--- DATA TO USE ---

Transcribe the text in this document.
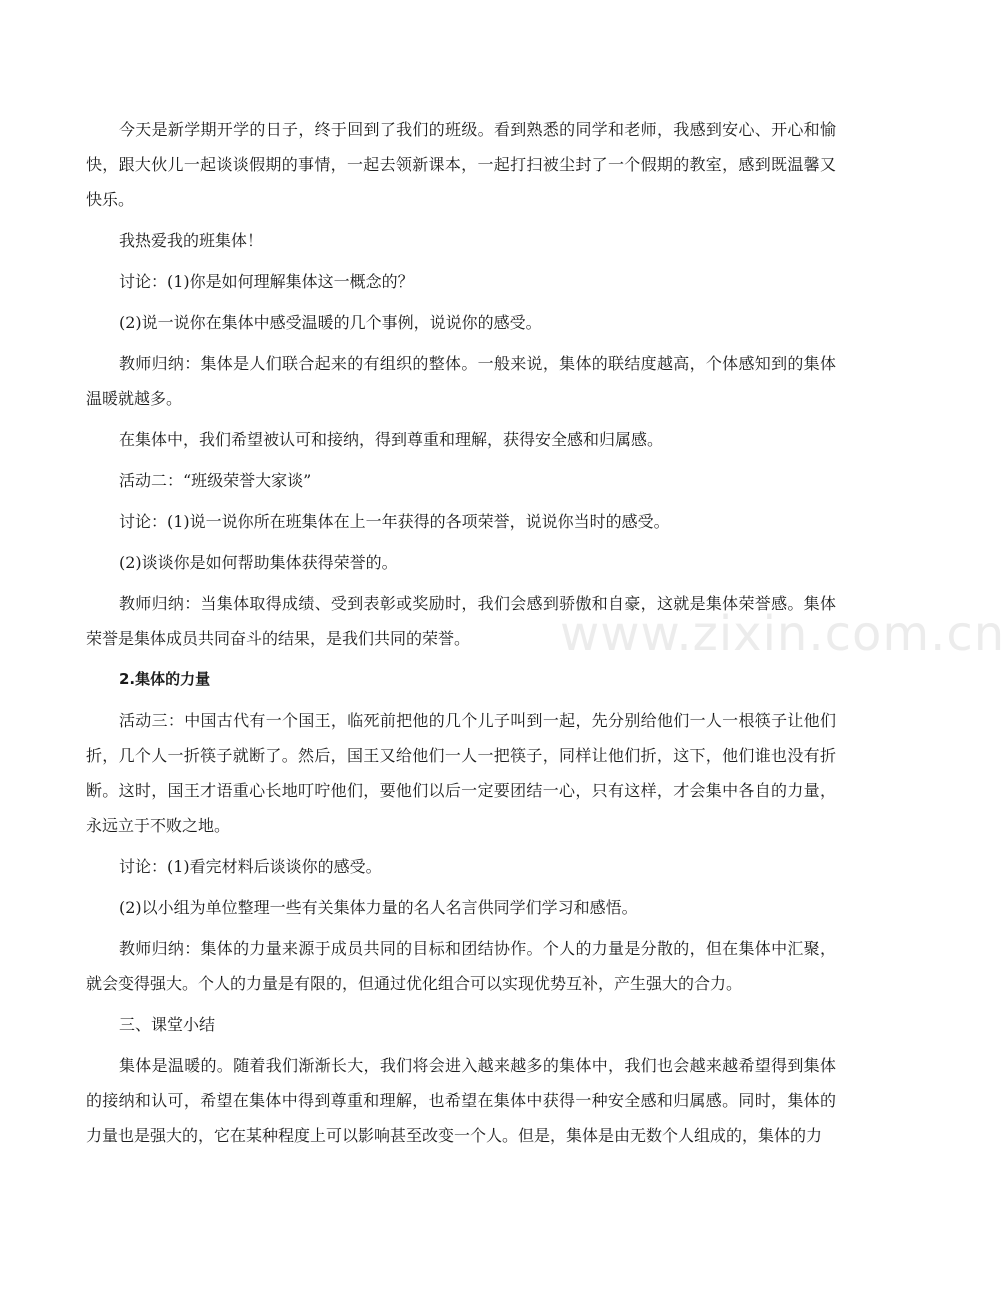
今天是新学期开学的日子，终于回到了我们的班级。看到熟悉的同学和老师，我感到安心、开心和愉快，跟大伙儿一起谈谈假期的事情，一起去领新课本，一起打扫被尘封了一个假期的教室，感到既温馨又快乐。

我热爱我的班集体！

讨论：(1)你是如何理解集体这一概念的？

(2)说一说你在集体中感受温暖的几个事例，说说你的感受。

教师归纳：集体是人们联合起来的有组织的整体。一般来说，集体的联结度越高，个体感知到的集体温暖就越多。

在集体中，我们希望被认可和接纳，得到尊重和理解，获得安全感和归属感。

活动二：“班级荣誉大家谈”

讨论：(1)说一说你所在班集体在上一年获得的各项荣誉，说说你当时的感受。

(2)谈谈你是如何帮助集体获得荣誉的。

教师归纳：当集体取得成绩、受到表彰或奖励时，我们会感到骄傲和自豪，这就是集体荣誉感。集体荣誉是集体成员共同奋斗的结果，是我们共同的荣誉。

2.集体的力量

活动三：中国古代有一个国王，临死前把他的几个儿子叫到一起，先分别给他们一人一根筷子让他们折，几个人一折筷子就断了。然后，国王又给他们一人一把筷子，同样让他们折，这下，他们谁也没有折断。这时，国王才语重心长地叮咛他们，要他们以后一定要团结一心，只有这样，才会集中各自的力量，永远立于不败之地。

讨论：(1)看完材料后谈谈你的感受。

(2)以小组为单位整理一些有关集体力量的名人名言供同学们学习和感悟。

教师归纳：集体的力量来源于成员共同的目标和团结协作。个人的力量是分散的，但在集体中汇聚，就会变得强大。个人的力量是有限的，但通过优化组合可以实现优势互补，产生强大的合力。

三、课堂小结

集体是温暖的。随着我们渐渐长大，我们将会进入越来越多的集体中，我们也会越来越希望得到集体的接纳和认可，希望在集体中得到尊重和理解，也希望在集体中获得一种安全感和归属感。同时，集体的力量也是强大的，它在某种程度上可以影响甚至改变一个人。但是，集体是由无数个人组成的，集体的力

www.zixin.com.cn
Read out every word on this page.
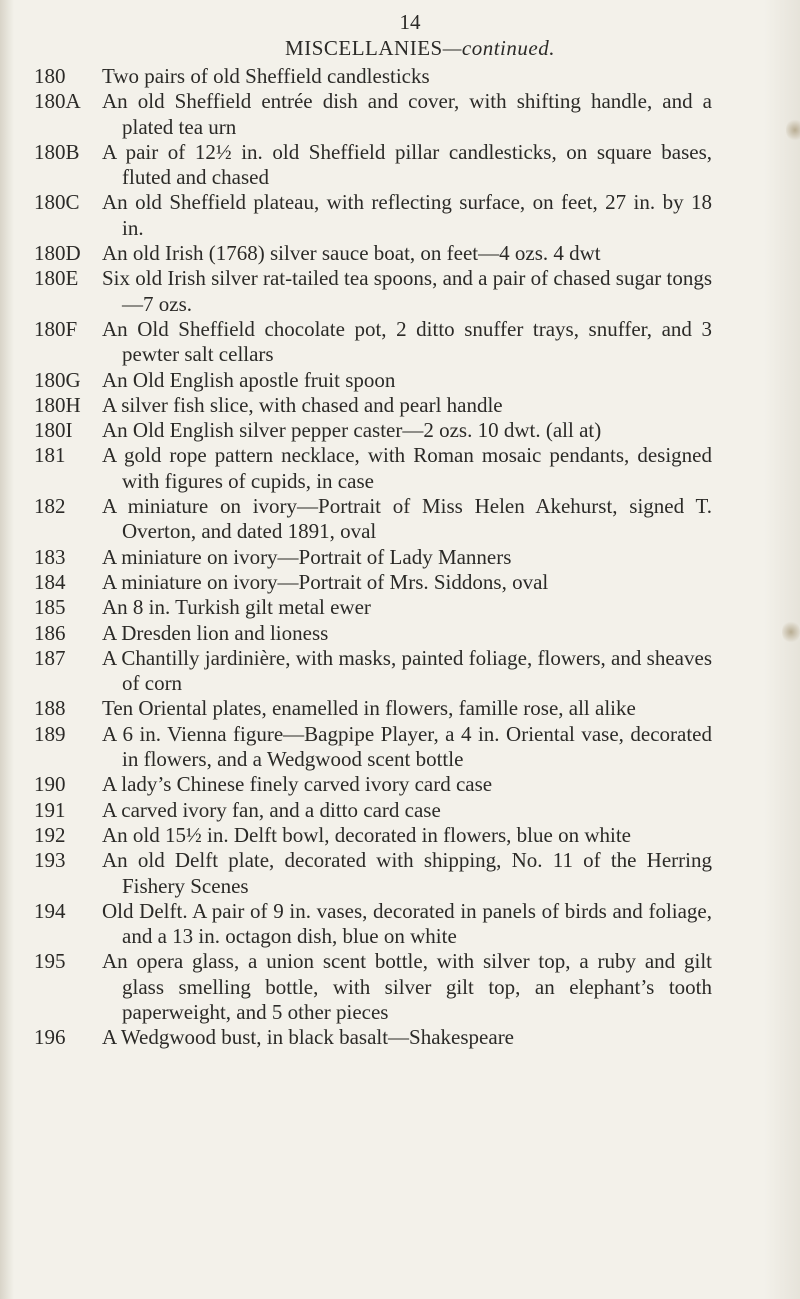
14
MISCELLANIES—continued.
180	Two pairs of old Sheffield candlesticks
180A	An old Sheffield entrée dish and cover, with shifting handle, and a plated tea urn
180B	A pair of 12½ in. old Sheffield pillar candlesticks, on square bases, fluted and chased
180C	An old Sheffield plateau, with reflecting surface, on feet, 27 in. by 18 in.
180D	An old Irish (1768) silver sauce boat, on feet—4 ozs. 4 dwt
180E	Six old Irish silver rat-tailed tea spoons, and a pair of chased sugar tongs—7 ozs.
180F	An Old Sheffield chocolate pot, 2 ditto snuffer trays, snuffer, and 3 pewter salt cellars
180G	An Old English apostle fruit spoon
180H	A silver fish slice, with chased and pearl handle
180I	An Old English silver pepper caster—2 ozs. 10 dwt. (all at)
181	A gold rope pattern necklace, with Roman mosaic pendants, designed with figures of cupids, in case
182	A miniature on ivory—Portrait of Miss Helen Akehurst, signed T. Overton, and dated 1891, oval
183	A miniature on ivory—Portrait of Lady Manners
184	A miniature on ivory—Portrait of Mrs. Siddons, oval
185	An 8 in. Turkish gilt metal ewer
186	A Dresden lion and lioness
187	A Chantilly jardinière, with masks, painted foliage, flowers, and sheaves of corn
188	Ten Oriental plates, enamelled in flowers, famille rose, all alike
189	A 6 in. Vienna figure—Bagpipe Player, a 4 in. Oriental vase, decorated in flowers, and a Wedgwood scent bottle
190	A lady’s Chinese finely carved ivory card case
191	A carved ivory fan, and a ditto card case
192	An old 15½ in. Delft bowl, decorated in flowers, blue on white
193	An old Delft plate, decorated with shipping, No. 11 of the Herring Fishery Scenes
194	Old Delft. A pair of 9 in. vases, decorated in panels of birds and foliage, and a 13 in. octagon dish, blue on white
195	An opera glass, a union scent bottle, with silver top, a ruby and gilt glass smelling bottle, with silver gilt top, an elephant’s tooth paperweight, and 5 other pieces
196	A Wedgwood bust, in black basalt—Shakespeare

---

Report the count of lines in the entries that contain the string "Irish", and nothing besides it.

(ANSWER BELOW):
2